● Exercise goal
In the rows below, substitute "category-label" for every occurrence of "row-label", and write the rows out again with nothing else changed.

● Extracted records
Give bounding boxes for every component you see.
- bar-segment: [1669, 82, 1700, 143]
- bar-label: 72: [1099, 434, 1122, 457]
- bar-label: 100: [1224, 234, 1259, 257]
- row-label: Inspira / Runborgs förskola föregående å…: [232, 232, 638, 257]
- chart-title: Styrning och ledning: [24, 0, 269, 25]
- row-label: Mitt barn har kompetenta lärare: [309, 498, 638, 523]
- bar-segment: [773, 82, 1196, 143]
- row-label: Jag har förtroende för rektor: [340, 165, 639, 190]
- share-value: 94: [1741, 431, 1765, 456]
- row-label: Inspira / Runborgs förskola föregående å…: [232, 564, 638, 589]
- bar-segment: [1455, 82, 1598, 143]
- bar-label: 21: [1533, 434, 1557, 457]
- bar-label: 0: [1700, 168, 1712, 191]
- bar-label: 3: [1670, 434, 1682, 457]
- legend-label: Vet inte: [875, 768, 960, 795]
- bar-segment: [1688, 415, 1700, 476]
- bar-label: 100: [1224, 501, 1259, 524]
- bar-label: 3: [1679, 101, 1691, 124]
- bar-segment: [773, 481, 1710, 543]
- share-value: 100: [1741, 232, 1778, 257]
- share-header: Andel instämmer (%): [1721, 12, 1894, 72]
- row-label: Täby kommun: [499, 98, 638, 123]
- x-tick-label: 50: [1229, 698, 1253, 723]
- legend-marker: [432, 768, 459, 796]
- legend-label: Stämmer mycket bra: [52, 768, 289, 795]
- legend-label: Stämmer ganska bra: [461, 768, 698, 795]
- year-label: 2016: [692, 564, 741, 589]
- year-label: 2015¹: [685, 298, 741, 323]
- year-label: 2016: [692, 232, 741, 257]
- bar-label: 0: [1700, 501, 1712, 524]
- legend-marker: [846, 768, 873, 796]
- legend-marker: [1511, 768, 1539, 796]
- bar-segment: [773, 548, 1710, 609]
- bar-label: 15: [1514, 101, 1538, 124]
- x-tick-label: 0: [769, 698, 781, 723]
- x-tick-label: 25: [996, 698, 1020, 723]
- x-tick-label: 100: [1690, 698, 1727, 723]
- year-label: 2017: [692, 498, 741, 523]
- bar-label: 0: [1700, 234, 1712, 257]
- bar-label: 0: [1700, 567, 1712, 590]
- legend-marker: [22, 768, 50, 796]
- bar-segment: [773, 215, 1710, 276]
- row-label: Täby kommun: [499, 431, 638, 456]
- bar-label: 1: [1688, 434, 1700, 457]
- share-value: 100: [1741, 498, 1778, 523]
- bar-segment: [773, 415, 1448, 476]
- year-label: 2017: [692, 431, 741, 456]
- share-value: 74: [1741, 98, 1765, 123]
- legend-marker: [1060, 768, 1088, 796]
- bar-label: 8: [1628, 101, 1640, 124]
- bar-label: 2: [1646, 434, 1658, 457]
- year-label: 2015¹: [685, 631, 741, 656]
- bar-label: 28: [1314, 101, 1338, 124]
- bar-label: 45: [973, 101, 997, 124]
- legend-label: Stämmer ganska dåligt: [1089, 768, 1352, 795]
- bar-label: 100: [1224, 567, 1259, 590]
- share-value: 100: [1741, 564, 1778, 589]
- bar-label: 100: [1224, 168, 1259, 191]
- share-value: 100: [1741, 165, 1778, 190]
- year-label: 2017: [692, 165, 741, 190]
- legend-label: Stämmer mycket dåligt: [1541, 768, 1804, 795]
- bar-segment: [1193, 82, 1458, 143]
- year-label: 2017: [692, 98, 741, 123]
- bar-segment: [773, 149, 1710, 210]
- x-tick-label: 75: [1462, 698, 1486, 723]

● Task answer
Give bounding boxes for every component you see.
- bar-segment: [1669, 82, 1700, 143]
- bar-label: 72: [1099, 434, 1122, 457]
- bar-label: 100: [1224, 234, 1259, 257]
- category-label: Inspira / Runborgs förskola föregående å…: [232, 232, 638, 257]
- chart-title: Styrning och ledning: [24, 0, 269, 25]
- category-label: Mitt barn har kompetenta lärare: [309, 498, 638, 523]
- bar-segment: [773, 82, 1196, 143]
- category-label: Jag har förtroende för rektor: [340, 165, 639, 190]
- share-value: 94: [1741, 431, 1765, 456]
- category-label: Inspira / Runborgs förskola föregående å…: [232, 564, 638, 589]
- bar-segment: [1455, 82, 1598, 143]
- bar-label: 21: [1533, 434, 1557, 457]
- bar-label: 0: [1700, 168, 1712, 191]
- bar-label: 3: [1670, 434, 1682, 457]
- legend-label: Vet inte: [875, 768, 960, 795]
- bar-segment: [1688, 415, 1700, 476]
- bar-label: 100: [1224, 501, 1259, 524]
- bar-label: 3: [1679, 101, 1691, 124]
- bar-segment: [773, 481, 1710, 543]
- share-value: 100: [1741, 232, 1778, 257]
- share-header: Andel instämmer (%): [1721, 12, 1894, 72]
- category-label: Täby kommun: [499, 98, 638, 123]
- x-tick-label: 50: [1229, 698, 1253, 723]
- legend-marker: [432, 768, 459, 796]
- legend-label: Stämmer mycket bra: [52, 768, 289, 795]
- legend-label: Stämmer ganska bra: [461, 768, 698, 795]
- year-label: 2016: [692, 564, 741, 589]
- year-label: 2015¹: [685, 298, 741, 323]
- year-label: 2016: [692, 232, 741, 257]
- bar-label: 0: [1700, 501, 1712, 524]
- legend-marker: [846, 768, 873, 796]
- legend-marker: [1511, 768, 1539, 796]
- bar-segment: [773, 548, 1710, 609]
- bar-label: 15: [1514, 101, 1538, 124]
- x-tick-label: 0: [769, 698, 781, 723]
- x-tick-label: 25: [996, 698, 1020, 723]
- x-tick-label: 100: [1690, 698, 1727, 723]
- year-label: 2017: [692, 498, 741, 523]
- bar-label: 0: [1700, 234, 1712, 257]
- bar-label: 0: [1700, 567, 1712, 590]
- legend-marker: [22, 768, 50, 796]
- bar-segment: [773, 215, 1710, 276]
- category-label: Täby kommun: [499, 431, 638, 456]
- bar-label: 1: [1688, 434, 1700, 457]
- share-value: 100: [1741, 498, 1778, 523]
- bar-segment: [773, 415, 1448, 476]
- year-label: 2017: [692, 431, 741, 456]
- share-value: 74: [1741, 98, 1765, 123]
- legend-marker: [1060, 768, 1088, 796]
- bar-label: 8: [1628, 101, 1640, 124]
- bar-label: 2: [1646, 434, 1658, 457]
- year-label: 2015¹: [685, 631, 741, 656]
- bar-label: 28: [1314, 101, 1338, 124]
- bar-label: 45: [973, 101, 997, 124]
- legend-label: Stämmer ganska dåligt: [1089, 768, 1352, 795]
- bar-label: 100: [1224, 567, 1259, 590]
- share-value: 100: [1741, 564, 1778, 589]
- bar-label: 100: [1224, 168, 1259, 191]
- share-value: 100: [1741, 165, 1778, 190]
- year-label: 2017: [692, 165, 741, 190]
- legend-label: Stämmer mycket dåligt: [1541, 768, 1804, 795]
- bar-segment: [1193, 82, 1458, 143]
- year-label: 2017: [692, 98, 741, 123]
- bar-segment: [773, 149, 1710, 210]
- x-tick-label: 75: [1462, 698, 1486, 723]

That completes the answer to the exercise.